| Collection entries |
# # # # #

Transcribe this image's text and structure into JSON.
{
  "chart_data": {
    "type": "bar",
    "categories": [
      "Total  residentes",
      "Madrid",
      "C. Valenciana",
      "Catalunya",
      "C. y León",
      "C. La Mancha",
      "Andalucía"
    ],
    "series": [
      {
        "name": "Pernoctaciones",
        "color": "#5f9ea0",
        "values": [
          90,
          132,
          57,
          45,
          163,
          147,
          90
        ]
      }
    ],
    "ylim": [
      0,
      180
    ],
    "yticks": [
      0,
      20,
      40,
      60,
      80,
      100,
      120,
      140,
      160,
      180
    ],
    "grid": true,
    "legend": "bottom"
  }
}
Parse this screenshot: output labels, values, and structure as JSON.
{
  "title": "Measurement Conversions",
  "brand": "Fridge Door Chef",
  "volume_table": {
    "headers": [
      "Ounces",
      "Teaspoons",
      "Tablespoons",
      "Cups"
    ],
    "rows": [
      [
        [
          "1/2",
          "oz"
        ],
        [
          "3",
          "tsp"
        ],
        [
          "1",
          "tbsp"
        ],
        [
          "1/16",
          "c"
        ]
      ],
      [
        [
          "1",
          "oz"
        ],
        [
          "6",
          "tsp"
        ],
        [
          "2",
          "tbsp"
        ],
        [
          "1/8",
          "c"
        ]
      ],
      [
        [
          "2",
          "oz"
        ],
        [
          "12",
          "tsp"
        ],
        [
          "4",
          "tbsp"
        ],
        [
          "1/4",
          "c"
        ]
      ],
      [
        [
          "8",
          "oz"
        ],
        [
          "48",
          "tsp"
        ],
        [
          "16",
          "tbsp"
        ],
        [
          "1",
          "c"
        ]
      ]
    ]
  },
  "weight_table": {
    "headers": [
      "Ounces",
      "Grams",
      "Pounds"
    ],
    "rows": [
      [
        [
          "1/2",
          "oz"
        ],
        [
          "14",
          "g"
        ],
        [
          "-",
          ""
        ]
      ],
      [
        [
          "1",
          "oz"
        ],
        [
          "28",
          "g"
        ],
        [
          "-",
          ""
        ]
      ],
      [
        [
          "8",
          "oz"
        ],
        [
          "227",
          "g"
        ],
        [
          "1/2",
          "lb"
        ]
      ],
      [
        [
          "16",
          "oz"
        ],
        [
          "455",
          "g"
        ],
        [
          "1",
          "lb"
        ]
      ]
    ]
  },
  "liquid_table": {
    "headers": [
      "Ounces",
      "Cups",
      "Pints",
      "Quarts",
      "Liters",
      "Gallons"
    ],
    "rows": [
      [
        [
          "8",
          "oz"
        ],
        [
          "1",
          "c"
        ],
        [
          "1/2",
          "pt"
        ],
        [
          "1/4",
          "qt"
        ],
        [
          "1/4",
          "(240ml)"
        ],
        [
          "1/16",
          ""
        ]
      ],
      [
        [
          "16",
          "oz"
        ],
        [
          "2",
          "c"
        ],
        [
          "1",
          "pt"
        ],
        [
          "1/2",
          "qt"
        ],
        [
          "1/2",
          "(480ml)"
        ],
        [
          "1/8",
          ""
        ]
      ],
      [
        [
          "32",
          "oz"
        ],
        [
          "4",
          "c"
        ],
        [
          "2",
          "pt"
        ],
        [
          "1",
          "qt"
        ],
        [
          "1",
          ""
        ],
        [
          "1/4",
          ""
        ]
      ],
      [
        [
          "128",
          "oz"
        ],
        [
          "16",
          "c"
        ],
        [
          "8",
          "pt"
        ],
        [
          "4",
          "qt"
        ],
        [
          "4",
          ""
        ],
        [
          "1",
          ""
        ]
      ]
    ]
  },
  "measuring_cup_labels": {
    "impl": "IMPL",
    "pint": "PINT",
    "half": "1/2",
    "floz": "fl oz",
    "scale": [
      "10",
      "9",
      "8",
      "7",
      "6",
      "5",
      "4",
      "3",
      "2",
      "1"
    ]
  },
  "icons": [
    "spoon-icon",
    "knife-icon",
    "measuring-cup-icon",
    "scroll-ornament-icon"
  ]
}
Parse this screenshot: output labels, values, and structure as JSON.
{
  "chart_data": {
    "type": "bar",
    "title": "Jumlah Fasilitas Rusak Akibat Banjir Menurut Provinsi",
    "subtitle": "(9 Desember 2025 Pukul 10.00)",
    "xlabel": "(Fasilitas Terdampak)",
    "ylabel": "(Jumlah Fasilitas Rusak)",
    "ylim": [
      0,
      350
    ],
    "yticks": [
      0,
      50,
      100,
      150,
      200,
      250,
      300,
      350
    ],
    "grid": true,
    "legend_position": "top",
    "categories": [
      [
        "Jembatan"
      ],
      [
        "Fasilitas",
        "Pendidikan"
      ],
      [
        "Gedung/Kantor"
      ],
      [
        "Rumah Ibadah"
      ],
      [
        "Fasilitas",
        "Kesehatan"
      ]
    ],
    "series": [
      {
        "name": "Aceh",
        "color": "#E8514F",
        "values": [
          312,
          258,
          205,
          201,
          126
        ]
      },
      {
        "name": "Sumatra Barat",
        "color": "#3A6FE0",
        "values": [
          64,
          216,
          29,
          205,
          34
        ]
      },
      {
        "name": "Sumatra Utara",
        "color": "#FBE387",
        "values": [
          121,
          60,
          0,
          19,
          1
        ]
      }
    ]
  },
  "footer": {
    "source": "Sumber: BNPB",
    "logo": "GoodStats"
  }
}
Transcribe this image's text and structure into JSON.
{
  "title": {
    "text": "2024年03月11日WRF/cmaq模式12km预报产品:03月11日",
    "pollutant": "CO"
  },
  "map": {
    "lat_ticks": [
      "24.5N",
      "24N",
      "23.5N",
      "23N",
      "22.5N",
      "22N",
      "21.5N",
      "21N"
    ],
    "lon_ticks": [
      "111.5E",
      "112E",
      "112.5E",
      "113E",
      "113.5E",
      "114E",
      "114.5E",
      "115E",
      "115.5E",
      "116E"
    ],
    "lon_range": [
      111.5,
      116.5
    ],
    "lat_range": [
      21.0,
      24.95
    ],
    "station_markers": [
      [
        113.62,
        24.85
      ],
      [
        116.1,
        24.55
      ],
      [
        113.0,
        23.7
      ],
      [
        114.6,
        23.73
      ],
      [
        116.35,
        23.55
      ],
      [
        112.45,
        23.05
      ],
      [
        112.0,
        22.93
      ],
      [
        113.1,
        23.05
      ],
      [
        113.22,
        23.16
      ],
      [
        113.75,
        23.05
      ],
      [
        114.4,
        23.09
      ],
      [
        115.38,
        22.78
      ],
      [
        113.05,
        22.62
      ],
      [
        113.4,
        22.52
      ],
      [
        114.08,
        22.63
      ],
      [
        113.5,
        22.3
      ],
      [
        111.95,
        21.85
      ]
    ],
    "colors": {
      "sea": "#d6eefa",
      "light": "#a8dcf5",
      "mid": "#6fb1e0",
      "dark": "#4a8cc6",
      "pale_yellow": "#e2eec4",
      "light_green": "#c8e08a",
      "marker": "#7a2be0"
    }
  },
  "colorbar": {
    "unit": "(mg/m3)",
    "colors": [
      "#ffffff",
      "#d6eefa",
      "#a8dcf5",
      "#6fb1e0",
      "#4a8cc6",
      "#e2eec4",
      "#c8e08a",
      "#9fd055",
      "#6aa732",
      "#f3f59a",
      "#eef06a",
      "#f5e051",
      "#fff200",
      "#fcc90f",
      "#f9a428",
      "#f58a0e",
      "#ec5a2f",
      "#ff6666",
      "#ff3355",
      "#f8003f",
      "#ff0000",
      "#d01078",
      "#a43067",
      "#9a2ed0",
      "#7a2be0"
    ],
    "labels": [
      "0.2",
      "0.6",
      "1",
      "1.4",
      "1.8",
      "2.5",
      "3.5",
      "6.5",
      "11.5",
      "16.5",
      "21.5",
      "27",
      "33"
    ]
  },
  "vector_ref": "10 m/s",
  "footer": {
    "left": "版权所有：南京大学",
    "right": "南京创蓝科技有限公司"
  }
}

# # # # #

| Description of the task |
How many of the lines above contain the string "Rusak"? Give the number only.

| Expected output |
2